*SOURCE TEXT*:
>>>

Home > Designer Interviews > Tom Chan & Melanie Man

Editor Frank Scott (FS) from DesignPRWire has interviewed designer Tom Chan & Melanie Man (TCMM) for A’ Design Award and Competition. You can access the full profile of Tom Chan & Melanie Man by clicking here.

Interview with Tom Chan & Melanie Man at Saturday 2nd of May 2020
Tom Chan & Melanie Man
FS: Could you please tell us more about your art and design background? What made you become an artist/designer? Have you always wanted to be a designer?
TCMM: I've been a self-taught graphics designer for 15 years now. I would like to say I've always loved creating eye-candy, and that's somehow true, but more specifically, teenager me used to browse razorart.com (now defunct), then deviantart and drool over the works by the masters there. I thought if one day I can make something of those calibre I would be a very happy guy!

FS: Can you tell us more about your company / design studio?
TCMM: hazuto Ltd is a design-focused company that I set up to execute on ideas that I think people will share love for. I'm also blessed to have Melanie, my wife, on board as the marketing guru. Maybe it sounds cliche, but we want to deliver products that is truly meticulously designed, deliberated, and work that is done from the heart. Secondly most important is to have fun!

FS: What is "design" for you?
TCMM: Wow there are many answers for me. I agree with many that design is a solution to a problem. Something has to work well to be good design. In particular, the person using it should use it with ease and the product should make his life easier. A better design should provoke attractive emotions through visual appeal. Sometimes a design is good design because the user "just like it". A great design will continuously excite the user nearly every time he uses it, and make him look forward to using it, too. I think if a majority of people say something is a good design, it probably is. Ask me again in 10 years time and maybe my answers become completely different!

FS: What kinds of works do you like designing most?

<<<

*EXERCISE INPUTS*:
>>>

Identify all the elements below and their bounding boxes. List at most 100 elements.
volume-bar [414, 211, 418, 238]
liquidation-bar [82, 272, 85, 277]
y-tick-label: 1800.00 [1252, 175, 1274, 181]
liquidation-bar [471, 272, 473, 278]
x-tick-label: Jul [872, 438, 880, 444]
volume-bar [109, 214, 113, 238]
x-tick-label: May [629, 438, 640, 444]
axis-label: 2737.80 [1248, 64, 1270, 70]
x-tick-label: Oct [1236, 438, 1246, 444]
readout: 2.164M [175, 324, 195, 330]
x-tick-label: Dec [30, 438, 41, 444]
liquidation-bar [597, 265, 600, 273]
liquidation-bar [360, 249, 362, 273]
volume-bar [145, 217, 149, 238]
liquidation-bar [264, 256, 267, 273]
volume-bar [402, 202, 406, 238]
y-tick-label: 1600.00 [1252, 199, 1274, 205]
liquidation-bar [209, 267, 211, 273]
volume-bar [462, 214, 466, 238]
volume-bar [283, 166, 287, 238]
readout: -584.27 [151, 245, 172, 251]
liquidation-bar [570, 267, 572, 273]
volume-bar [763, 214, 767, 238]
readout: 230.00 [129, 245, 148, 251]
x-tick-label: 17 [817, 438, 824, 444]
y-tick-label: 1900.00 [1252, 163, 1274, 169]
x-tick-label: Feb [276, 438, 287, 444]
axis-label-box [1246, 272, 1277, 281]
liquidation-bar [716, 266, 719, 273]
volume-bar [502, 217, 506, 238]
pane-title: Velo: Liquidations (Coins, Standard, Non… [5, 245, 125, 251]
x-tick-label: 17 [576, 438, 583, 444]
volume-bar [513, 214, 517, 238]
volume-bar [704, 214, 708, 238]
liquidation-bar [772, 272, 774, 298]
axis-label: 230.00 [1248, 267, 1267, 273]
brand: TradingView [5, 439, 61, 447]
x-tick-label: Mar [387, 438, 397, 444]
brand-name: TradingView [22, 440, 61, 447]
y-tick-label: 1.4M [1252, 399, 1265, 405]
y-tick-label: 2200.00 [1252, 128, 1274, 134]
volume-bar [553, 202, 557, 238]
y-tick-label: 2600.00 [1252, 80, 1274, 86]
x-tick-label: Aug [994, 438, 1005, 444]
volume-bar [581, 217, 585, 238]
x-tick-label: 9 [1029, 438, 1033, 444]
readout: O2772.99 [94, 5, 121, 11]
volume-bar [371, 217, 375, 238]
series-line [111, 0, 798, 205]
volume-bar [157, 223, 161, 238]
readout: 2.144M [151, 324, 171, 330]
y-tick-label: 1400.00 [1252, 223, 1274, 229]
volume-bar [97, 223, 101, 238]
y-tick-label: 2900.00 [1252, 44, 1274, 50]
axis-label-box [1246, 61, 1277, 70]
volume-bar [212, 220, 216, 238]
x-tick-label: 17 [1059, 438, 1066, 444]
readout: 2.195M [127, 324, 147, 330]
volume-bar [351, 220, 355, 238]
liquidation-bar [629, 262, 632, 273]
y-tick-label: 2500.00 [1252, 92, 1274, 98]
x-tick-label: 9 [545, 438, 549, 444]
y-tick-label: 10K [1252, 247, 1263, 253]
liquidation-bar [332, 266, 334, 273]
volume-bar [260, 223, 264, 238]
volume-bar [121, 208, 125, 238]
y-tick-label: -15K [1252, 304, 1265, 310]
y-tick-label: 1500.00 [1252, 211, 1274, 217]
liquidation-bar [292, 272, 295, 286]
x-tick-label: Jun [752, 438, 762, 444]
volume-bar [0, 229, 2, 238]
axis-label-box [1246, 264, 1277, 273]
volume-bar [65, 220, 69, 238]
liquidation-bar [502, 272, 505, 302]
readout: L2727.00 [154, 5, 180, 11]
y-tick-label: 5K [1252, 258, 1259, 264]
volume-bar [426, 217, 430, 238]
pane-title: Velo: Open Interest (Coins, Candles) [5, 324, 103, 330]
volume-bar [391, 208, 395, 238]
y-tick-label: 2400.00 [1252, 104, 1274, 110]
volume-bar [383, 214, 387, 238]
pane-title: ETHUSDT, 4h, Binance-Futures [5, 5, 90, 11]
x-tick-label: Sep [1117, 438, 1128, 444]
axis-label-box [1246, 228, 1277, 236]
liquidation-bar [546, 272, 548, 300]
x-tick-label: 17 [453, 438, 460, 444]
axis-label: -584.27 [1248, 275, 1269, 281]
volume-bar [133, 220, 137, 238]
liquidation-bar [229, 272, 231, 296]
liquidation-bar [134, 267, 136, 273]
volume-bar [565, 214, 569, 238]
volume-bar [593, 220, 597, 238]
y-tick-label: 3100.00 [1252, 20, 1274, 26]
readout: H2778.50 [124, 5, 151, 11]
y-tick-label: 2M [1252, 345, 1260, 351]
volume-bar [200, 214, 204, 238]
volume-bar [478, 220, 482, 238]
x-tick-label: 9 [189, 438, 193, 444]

<<<

*TASKS TO COMPLETE*:
**1.** According to the interview, for how many years has the designer worked as a self-taught graphics designer?
**2.** Reproduce the records verbatim from their first line down through the line containing "volume-bar [109, 214, 113, 238]", including both ends.

*ANSWERS TO THE EXERCISE*:
**1.** 15 years.

**2.**
Identify all the elements below and their bounding boxes. List at most 100 elements.
volume-bar [414, 211, 418, 238]
liquidation-bar [82, 272, 85, 277]
y-tick-label: 1800.00 [1252, 175, 1274, 181]
liquidation-bar [471, 272, 473, 278]
x-tick-label: Jul [872, 438, 880, 444]
volume-bar [109, 214, 113, 238]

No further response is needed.